Using the data below, determine the number of lines that include the string "Przemyśl". Write only that number.

(Extracted records)
● ● ● ● ● ● ●

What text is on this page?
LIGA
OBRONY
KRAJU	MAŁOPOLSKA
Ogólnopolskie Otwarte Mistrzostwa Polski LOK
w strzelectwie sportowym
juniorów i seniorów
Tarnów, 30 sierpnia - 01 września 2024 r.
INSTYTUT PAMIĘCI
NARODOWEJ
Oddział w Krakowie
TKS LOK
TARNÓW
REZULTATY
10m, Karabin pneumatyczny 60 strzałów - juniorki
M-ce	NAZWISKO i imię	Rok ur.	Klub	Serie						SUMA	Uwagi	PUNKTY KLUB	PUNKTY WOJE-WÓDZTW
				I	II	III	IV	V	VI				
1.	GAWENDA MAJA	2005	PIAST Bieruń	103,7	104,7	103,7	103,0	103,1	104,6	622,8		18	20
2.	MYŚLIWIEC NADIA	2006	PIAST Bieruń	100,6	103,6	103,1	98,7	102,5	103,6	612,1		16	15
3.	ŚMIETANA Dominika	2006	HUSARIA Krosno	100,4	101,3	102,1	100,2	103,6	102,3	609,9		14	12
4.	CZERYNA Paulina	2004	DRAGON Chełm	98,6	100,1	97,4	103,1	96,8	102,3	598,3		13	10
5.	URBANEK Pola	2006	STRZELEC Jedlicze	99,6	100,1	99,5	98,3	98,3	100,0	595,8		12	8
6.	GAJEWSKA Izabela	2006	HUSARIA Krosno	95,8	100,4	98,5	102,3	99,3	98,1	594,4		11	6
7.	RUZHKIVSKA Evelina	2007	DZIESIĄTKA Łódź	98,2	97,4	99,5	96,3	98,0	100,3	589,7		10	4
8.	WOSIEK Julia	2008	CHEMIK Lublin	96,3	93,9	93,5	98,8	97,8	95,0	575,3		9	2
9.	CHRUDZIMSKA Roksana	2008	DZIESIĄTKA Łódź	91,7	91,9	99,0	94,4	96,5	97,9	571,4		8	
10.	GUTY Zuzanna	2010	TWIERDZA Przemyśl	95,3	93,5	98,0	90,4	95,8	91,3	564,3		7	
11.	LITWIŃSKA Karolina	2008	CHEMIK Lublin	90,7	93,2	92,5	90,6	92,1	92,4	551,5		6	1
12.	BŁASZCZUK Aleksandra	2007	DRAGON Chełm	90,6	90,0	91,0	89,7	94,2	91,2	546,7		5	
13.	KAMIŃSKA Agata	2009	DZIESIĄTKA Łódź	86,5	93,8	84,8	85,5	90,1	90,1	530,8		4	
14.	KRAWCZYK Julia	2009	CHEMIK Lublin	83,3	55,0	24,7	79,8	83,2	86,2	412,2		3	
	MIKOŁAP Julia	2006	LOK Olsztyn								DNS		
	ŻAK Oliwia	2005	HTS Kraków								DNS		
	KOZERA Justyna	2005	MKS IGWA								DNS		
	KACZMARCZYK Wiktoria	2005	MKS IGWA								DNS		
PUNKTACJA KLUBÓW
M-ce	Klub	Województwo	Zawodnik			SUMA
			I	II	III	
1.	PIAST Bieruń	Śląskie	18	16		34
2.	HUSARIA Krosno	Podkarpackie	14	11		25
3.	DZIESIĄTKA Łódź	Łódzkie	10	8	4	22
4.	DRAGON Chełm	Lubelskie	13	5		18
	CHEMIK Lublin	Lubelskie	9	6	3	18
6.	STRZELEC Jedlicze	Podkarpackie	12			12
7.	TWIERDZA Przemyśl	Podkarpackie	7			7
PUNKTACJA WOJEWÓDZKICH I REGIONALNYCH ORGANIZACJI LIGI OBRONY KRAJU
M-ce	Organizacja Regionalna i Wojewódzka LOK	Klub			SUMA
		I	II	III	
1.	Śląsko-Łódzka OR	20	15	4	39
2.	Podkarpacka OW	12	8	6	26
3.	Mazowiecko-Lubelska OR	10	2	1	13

● ● ● ● ● ● ●

EXERCISE ANSWER: 2